— START —
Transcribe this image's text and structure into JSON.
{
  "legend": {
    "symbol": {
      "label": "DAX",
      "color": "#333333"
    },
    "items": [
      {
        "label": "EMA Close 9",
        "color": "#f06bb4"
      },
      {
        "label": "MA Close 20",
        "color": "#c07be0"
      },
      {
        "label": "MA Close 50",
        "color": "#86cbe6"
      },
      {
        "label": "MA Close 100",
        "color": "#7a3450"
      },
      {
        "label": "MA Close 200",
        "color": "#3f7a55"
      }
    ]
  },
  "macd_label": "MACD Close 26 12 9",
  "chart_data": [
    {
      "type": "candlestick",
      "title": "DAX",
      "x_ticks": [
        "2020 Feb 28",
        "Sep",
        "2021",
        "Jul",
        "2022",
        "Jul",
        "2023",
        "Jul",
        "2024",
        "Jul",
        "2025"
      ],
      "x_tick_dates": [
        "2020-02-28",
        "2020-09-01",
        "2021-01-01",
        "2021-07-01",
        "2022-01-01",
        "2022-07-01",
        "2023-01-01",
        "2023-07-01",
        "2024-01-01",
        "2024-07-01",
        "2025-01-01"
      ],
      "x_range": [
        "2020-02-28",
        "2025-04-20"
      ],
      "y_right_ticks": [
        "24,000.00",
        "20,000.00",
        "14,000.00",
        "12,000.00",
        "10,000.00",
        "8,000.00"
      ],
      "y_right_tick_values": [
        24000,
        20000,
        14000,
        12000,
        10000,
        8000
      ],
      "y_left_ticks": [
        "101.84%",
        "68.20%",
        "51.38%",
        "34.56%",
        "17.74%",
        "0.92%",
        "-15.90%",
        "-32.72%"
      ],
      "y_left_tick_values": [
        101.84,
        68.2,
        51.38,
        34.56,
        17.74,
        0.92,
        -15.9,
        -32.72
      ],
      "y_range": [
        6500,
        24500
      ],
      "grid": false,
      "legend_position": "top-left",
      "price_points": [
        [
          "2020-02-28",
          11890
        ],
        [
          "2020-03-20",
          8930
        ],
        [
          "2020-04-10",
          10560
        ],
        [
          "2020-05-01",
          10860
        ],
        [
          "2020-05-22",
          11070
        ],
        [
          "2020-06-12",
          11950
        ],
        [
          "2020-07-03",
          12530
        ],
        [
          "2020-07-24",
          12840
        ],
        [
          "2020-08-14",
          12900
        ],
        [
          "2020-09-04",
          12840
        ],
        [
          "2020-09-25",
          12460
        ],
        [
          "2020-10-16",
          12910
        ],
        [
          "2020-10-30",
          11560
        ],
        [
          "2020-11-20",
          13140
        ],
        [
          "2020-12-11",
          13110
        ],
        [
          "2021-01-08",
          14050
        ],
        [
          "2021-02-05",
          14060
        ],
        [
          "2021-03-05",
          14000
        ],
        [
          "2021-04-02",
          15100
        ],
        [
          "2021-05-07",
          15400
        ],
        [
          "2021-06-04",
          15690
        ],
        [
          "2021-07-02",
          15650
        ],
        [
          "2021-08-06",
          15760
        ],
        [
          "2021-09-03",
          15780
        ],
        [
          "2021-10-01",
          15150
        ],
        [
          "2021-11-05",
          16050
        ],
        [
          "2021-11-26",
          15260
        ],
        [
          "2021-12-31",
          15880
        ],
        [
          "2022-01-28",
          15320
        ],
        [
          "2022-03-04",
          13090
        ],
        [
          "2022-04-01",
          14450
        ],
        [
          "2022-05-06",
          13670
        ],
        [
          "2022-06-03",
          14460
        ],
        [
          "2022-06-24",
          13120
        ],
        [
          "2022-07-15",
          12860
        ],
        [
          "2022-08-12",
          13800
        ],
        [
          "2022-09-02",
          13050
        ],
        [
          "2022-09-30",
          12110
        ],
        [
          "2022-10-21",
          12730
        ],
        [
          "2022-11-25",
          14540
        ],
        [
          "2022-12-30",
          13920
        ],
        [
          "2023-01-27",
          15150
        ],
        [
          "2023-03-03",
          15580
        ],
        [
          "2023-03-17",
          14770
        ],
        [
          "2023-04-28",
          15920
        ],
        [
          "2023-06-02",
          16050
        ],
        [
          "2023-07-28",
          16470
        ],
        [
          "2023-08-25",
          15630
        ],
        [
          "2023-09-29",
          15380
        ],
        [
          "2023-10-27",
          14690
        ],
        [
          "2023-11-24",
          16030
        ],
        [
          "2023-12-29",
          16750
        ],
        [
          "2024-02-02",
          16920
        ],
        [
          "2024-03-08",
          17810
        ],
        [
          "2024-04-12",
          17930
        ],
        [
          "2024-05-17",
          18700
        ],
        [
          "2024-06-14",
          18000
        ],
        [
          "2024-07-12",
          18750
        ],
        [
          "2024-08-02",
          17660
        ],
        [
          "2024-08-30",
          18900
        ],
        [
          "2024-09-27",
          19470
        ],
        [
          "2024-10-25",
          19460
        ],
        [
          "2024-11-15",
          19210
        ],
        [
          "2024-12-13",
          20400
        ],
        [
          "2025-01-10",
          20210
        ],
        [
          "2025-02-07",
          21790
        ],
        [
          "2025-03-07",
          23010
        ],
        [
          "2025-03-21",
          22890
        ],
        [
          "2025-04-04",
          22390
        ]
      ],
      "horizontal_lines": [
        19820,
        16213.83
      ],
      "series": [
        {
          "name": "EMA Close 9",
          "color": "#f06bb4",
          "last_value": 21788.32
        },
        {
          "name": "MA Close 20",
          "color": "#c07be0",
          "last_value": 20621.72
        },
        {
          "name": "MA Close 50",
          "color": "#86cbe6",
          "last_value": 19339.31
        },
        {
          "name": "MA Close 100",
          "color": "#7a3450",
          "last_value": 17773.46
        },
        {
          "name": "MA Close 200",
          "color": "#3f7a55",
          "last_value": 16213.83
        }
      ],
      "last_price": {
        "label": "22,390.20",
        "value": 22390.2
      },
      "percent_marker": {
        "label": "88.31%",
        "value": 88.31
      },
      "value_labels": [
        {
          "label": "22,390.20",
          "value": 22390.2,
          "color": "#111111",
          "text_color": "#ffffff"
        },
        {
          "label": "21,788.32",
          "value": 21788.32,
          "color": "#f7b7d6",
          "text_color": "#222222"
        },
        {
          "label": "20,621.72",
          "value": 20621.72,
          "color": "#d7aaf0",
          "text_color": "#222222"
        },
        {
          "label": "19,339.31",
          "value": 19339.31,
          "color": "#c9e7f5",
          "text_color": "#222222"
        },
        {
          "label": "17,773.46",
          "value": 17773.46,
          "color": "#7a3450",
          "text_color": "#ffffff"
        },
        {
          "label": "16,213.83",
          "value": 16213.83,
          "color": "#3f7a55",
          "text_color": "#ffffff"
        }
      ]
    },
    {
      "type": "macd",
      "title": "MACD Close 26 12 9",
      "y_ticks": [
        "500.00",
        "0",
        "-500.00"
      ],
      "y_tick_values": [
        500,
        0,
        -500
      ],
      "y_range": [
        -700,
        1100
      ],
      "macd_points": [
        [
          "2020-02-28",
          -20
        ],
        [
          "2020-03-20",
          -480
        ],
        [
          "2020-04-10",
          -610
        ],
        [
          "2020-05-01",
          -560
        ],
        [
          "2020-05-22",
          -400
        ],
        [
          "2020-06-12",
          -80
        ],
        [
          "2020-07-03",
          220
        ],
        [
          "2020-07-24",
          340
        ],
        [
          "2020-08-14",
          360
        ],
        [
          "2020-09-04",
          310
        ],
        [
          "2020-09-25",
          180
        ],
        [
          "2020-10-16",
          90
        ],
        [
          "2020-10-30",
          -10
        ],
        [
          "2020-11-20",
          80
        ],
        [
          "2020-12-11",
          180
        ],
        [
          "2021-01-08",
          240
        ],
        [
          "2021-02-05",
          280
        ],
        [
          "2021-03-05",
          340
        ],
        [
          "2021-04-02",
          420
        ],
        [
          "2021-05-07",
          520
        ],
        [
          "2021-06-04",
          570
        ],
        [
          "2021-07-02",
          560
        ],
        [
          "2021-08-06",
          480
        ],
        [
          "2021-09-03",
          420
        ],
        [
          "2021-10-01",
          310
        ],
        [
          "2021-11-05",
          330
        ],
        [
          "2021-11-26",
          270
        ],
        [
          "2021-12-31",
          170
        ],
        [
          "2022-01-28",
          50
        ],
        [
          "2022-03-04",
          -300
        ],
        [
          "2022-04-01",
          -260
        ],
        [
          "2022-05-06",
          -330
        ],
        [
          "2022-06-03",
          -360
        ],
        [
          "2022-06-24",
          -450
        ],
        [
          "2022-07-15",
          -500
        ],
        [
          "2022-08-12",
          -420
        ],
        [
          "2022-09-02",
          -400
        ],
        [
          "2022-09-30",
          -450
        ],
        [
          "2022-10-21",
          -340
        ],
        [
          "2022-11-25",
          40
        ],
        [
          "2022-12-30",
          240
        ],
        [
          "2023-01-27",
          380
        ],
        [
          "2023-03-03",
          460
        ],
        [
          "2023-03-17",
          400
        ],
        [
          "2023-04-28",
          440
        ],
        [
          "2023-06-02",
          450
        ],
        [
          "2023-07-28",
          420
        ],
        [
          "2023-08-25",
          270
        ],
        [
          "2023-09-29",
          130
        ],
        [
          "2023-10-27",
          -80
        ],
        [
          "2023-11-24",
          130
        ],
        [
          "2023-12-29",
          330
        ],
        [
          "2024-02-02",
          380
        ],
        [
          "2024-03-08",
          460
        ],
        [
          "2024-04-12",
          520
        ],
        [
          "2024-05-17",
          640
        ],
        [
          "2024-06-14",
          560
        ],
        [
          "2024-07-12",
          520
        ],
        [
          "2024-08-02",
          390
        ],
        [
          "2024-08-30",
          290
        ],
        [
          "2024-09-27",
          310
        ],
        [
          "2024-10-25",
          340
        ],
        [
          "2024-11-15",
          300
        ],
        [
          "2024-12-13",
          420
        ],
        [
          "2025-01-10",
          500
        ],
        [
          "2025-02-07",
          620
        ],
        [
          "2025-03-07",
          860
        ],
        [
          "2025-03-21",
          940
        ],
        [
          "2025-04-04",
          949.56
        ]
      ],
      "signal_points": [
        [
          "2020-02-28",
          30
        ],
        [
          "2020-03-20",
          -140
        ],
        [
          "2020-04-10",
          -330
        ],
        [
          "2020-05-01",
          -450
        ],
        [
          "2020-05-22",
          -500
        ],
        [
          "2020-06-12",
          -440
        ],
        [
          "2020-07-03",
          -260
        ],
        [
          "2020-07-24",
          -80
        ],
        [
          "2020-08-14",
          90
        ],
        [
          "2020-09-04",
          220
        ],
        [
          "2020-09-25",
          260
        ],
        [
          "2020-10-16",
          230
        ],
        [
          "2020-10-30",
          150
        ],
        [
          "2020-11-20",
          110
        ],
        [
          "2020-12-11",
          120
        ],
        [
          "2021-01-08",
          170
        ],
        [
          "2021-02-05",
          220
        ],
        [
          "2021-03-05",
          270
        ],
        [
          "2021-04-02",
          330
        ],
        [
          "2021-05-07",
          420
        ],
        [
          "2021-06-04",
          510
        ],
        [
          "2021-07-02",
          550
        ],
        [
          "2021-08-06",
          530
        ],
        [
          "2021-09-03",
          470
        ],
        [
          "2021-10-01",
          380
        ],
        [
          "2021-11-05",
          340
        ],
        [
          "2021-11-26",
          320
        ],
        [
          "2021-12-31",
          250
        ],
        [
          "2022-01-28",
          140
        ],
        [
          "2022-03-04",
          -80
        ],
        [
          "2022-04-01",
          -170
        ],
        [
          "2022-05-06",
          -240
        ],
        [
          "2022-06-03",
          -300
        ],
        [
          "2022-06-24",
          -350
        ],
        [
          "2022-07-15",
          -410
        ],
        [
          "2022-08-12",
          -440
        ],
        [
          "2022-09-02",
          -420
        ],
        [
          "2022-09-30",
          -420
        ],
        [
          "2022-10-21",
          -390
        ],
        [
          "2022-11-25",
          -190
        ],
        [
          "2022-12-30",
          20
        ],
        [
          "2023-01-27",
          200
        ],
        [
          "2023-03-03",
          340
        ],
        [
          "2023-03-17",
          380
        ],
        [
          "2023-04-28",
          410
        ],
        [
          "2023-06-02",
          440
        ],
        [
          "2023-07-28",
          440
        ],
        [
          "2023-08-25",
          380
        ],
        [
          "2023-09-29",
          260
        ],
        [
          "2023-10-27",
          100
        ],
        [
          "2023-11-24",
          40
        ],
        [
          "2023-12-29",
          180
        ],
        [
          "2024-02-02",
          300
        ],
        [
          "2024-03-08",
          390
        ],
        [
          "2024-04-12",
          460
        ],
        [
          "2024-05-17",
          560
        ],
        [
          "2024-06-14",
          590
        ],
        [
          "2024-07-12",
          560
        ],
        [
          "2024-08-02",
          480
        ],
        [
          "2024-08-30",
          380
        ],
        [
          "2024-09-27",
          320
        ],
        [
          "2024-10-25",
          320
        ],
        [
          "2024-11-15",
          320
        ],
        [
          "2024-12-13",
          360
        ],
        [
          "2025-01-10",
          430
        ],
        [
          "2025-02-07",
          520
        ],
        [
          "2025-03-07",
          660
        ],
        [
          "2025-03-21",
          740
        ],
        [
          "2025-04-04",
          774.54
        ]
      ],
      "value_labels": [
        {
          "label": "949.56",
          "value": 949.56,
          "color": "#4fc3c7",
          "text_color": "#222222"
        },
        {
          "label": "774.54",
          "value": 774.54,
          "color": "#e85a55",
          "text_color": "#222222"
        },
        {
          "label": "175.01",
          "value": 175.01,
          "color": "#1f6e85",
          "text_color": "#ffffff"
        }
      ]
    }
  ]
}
— END —
▶ [What you will do]:
Pull out every line in the data above that has the word "Close".

▶ [Exercise output]:
        "label": "EMA Close 9",
        "label": "MA Close 20",
        "label": "MA Close 50",
        "label": "MA Close 100",
        "label": "MA Close 200",
  "macd_label": "MACD Close 26 12 9",
          "name": "EMA Close 9",
          "name": "MA Close 20",
          "name": "MA Close 50",
          "name": "MA Close 100",
          "name": "MA Close 200",
      "title": "MACD Close 26 12 9",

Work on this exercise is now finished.